### Assignment
Go through the data line by line. Copy each one holding the string "within".

### Records to process
# # # # #
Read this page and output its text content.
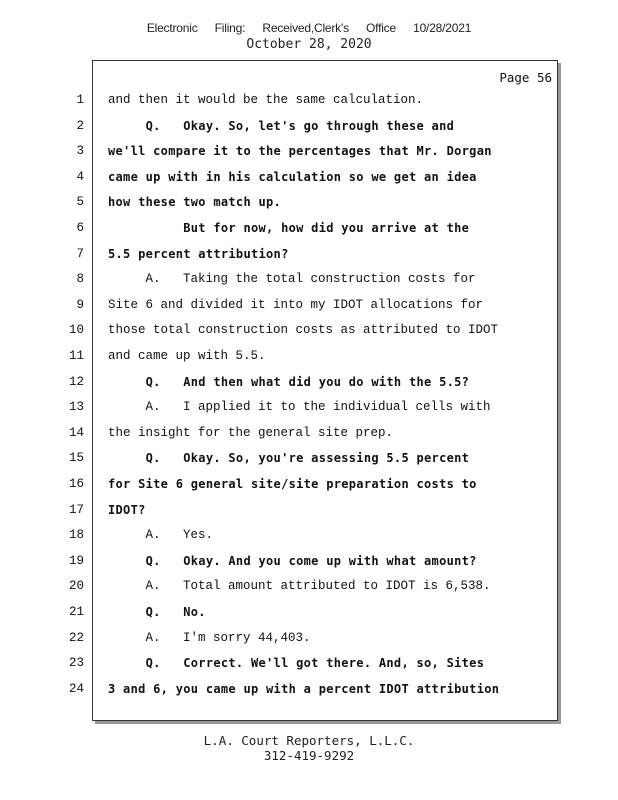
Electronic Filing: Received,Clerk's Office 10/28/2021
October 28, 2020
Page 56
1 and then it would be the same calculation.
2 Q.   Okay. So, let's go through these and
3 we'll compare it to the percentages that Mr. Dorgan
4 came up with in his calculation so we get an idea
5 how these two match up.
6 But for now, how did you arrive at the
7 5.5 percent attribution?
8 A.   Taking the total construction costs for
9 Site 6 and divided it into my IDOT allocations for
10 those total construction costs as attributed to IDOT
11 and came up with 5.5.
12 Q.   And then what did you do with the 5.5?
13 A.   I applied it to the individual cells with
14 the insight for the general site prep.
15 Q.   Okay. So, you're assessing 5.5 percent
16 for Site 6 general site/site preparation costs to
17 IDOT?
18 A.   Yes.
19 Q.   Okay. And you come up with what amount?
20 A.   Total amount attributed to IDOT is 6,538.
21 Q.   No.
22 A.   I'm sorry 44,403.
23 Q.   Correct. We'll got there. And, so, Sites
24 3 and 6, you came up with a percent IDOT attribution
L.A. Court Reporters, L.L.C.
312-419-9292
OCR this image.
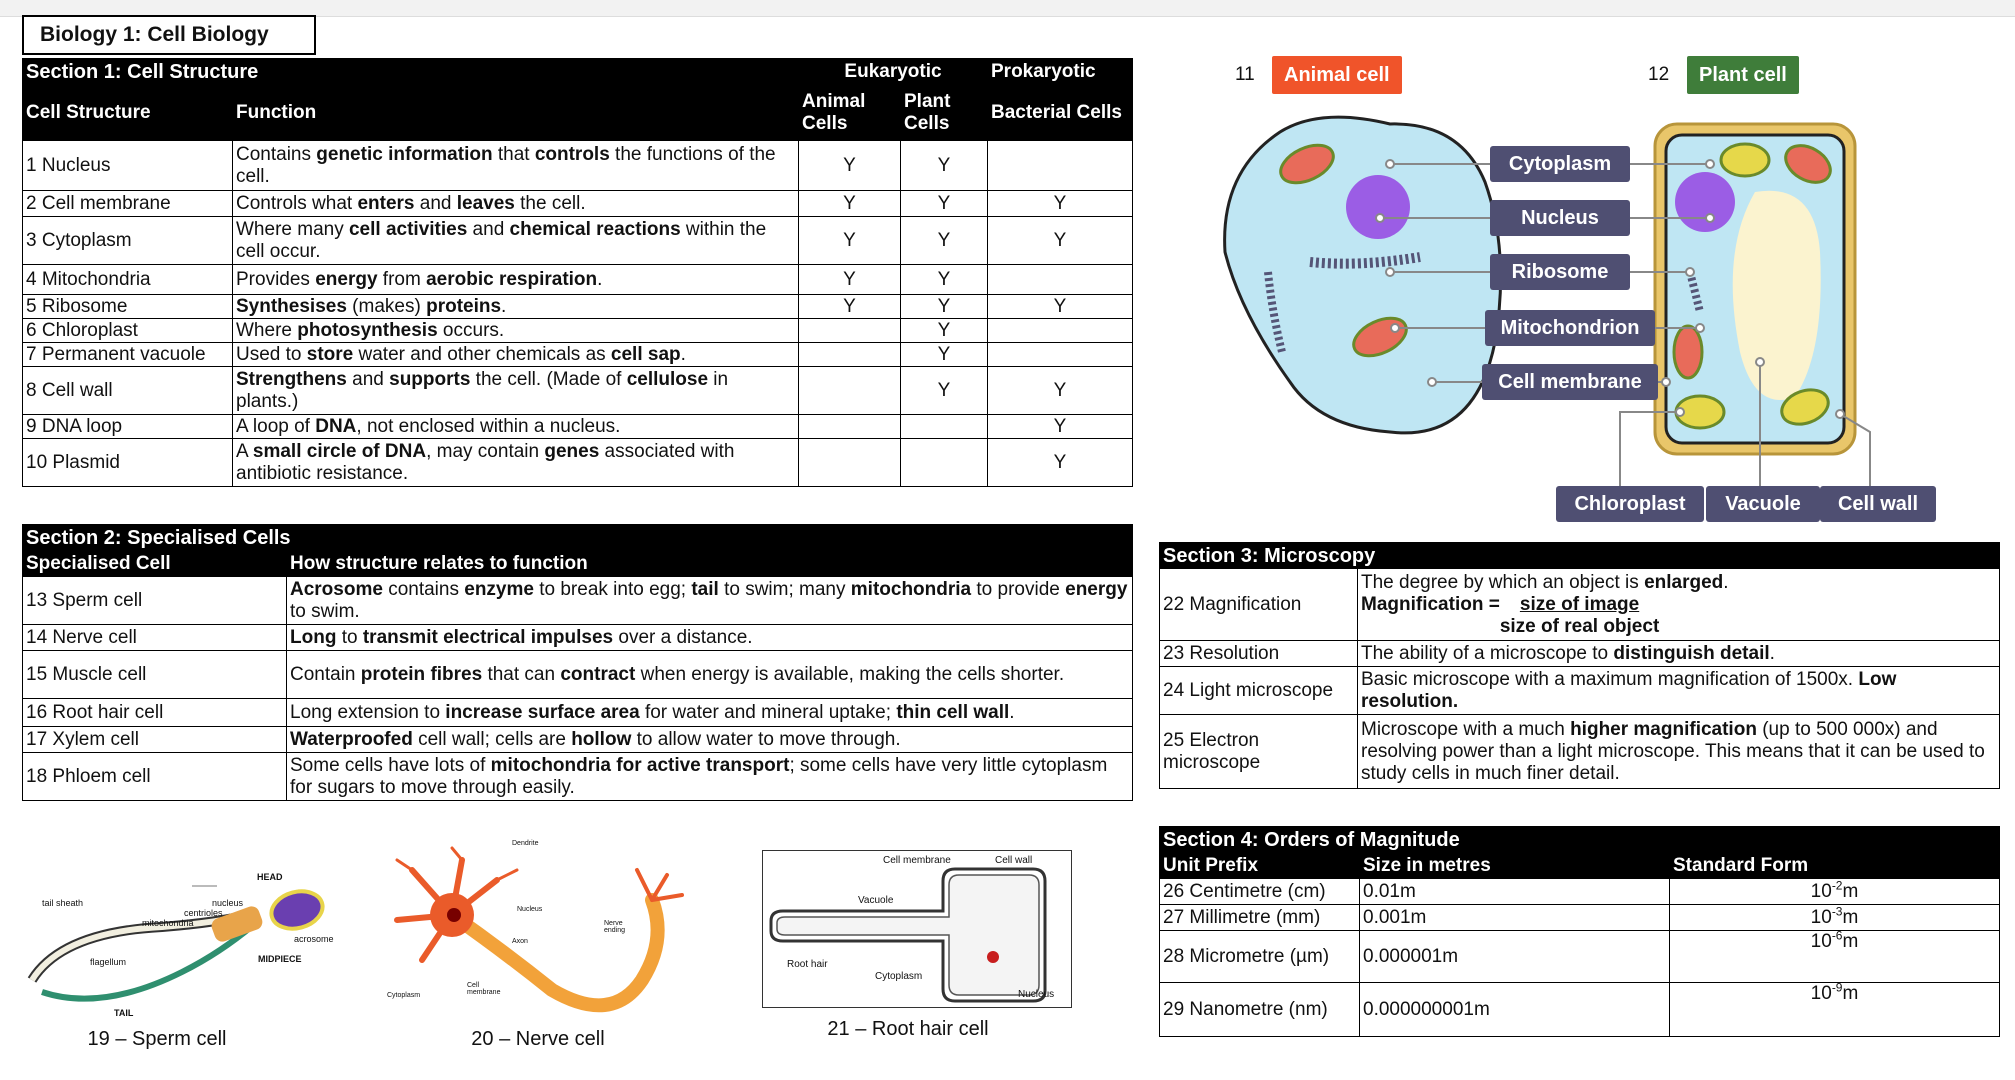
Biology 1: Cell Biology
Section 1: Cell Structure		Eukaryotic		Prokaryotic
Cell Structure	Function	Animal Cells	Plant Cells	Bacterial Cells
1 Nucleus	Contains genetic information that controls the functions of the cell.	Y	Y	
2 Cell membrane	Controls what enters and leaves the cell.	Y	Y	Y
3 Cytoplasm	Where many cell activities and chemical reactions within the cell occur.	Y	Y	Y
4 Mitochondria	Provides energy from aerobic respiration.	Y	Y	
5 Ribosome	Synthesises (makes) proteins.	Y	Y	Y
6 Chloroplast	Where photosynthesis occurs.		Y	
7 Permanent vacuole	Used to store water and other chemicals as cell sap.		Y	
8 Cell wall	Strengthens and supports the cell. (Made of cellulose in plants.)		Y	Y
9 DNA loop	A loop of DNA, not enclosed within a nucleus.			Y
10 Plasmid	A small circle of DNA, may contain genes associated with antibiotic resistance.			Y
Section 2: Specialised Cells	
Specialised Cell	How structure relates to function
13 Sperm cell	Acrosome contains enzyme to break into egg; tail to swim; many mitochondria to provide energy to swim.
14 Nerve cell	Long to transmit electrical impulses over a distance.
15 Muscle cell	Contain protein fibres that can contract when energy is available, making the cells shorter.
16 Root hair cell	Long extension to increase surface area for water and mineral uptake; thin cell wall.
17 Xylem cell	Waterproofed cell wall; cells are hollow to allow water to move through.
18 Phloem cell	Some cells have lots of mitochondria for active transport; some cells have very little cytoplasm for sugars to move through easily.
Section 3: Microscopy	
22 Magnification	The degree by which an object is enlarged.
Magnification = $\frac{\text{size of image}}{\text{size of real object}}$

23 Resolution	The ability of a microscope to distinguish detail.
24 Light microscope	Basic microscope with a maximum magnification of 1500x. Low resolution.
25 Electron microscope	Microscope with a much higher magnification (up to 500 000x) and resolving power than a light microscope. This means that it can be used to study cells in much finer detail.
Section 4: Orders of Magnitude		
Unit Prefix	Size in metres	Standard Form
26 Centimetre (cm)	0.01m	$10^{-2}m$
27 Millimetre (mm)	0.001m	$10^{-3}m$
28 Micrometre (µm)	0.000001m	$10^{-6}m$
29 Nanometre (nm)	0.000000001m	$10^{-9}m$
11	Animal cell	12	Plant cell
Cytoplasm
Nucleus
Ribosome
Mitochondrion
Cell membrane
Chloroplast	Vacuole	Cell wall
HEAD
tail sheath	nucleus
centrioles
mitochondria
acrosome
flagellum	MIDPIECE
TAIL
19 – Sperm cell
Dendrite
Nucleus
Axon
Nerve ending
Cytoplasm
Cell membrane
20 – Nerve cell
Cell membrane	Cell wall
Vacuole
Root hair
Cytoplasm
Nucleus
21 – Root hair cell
# # # # #
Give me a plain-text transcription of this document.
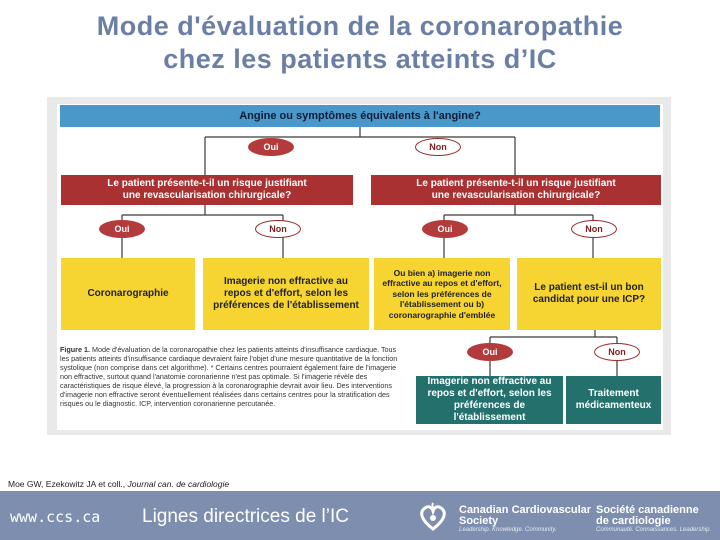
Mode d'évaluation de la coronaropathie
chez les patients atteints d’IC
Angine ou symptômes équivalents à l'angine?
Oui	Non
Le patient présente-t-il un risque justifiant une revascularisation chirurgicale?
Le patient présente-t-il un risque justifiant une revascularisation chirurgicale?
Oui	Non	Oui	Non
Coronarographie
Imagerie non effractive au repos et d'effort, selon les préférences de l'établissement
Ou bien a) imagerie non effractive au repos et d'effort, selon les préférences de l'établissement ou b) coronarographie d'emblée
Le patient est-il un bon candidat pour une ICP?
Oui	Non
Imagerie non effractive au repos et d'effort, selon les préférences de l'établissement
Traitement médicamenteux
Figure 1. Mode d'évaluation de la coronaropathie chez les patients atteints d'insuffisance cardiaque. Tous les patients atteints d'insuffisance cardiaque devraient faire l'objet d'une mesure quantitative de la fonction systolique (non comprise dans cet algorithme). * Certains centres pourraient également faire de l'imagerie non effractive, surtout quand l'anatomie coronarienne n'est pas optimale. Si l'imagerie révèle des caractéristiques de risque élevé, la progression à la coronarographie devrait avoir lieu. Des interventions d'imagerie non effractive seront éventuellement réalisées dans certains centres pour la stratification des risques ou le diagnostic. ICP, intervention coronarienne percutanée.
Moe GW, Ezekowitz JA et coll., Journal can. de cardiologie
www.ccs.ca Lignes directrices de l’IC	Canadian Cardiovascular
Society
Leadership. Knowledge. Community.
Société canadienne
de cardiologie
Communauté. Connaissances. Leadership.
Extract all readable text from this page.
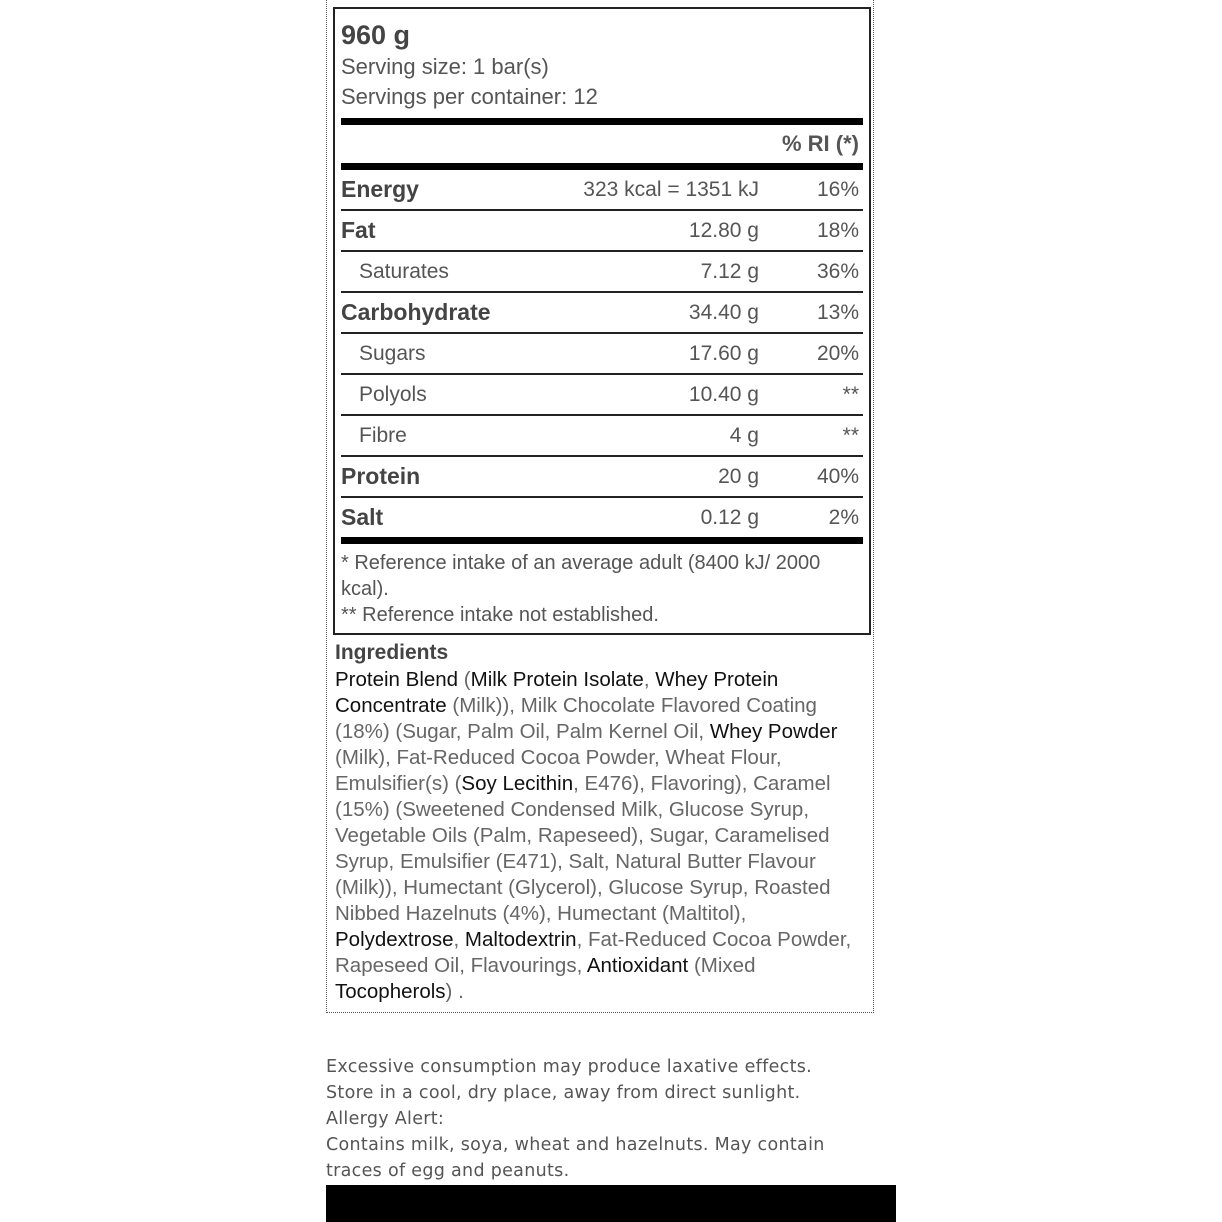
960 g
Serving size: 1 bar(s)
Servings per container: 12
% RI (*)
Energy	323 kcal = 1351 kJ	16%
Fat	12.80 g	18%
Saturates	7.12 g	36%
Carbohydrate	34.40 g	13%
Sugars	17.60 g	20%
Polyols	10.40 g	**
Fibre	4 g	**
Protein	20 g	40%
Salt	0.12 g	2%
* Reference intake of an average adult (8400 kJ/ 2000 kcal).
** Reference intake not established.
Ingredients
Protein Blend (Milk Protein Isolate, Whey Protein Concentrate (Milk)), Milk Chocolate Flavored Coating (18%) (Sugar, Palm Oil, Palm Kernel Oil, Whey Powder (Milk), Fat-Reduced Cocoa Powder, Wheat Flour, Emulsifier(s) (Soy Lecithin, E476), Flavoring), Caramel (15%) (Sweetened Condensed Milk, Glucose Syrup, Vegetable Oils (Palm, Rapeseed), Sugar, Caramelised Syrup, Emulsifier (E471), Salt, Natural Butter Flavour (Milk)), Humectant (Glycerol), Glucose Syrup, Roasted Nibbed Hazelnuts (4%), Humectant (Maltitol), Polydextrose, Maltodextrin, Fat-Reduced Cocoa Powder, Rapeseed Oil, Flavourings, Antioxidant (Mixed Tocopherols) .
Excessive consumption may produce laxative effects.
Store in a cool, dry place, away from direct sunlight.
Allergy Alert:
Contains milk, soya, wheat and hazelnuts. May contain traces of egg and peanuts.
# # # # #
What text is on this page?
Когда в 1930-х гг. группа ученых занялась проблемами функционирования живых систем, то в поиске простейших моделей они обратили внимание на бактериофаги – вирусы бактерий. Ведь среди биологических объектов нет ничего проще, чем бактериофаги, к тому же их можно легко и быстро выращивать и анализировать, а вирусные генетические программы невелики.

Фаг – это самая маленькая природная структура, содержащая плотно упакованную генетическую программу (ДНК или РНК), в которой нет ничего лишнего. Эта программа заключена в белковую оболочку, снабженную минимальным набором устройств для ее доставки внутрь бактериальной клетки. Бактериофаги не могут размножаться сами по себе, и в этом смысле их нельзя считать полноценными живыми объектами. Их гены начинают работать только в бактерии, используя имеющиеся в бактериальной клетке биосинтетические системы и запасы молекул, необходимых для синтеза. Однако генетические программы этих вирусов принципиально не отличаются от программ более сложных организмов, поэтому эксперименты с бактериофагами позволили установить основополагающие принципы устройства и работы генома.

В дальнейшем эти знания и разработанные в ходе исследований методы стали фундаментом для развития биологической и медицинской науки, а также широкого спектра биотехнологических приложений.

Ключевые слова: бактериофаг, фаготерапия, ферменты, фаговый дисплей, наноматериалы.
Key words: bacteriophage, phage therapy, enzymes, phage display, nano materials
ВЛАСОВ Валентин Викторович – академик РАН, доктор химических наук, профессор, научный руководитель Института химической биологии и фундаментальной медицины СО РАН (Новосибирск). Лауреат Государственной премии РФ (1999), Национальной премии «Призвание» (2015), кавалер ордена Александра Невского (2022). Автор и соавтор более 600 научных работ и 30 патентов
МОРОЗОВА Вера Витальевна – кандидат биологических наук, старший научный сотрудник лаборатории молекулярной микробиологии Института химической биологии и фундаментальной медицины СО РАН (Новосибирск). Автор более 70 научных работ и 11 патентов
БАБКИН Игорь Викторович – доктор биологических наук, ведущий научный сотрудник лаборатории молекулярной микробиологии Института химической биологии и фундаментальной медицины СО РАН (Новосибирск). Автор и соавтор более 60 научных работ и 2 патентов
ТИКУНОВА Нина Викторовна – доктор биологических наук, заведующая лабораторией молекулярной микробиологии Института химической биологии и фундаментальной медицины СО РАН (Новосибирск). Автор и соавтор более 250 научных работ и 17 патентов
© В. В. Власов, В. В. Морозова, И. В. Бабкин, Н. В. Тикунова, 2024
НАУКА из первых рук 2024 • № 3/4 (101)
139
# # # # #
### Response to this exercise
3 Cytoplasm	Where many cell activities and chemical reactions within the cell occur.	Y	Y	Y
9 DNA loop	A loop of DNA, not enclosed within a nucleus.			Y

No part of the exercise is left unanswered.